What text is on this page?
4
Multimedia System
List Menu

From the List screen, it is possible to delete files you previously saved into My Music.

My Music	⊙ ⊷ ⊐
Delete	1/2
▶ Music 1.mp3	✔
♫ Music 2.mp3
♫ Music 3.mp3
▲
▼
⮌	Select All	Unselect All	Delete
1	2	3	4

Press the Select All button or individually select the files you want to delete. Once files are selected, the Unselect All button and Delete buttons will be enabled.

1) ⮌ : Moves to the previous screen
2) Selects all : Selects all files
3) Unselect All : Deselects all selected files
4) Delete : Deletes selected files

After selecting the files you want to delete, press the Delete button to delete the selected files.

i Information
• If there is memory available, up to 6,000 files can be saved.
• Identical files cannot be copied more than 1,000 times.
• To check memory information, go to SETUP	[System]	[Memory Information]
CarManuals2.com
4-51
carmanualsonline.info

______________________________

Look through the records and gather each line with the word "System".

=== FULL OUTPUT ===
Multimedia System
• To check memory information, go to SETUP	[System]	[Memory Information]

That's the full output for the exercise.